Only the number is wanted: how many lines hold the word "name"?

-=-=-

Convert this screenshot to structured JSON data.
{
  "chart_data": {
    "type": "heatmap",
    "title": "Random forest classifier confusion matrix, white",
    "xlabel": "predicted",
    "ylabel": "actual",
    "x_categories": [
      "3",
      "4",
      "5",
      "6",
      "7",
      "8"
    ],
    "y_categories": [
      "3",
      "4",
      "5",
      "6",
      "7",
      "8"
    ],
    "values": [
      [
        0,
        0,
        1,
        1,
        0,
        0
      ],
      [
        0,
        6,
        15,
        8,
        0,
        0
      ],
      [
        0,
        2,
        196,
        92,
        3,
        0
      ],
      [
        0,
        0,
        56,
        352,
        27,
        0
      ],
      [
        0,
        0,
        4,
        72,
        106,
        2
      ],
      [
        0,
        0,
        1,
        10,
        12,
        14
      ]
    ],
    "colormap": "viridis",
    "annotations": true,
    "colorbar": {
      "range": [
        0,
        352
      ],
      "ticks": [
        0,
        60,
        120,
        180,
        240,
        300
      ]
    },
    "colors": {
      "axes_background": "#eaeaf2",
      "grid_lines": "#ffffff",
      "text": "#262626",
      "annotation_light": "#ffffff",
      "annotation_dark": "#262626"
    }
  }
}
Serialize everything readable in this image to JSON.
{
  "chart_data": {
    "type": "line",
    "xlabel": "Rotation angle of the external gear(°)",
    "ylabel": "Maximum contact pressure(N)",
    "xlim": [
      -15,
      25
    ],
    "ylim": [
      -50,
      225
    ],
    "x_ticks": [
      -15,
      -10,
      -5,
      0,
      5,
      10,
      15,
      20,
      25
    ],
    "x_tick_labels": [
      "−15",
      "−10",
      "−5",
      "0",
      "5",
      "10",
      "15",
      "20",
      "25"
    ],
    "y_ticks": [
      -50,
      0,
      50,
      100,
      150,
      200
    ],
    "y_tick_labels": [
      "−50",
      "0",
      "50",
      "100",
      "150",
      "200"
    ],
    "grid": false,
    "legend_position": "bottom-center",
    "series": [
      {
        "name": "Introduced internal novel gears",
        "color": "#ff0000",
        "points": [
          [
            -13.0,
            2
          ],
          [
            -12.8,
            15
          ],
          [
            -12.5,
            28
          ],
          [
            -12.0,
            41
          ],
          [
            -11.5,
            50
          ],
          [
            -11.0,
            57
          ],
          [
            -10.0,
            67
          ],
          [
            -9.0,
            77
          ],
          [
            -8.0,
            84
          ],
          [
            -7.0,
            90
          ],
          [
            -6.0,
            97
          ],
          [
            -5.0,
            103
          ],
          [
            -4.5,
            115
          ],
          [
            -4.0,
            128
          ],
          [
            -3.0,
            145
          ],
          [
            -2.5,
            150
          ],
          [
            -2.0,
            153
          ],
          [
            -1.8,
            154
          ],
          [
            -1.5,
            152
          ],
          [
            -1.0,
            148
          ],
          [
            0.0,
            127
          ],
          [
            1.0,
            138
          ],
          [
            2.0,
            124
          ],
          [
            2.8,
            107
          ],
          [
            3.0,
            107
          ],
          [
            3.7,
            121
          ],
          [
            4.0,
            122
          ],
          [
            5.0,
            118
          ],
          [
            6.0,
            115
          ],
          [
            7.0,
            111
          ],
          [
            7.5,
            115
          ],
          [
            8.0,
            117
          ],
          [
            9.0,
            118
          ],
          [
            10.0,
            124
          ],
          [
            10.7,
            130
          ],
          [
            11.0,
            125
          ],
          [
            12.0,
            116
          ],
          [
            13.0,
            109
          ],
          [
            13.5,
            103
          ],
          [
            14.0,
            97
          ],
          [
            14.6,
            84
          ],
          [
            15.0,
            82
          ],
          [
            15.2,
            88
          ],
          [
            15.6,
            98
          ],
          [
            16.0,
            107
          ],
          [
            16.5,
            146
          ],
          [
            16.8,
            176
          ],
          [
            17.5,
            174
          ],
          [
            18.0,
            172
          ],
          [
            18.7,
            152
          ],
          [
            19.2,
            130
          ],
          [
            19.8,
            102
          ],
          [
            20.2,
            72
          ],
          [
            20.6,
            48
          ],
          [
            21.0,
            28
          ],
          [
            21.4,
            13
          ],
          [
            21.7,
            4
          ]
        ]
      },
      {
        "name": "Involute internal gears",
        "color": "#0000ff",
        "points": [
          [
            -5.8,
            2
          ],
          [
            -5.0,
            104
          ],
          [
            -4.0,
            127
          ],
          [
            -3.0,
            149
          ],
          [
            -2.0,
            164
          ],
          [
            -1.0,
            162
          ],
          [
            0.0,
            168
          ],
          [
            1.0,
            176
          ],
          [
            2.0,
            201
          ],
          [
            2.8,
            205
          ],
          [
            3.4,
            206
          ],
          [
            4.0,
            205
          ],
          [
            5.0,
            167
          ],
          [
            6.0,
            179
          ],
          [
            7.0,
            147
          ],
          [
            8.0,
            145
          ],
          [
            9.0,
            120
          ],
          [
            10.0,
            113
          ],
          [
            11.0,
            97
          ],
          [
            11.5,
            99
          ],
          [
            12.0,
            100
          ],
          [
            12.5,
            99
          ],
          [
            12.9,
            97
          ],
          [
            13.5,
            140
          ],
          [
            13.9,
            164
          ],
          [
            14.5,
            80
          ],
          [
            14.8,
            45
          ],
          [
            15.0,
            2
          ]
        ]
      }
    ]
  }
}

-=-=-

Task solution →
2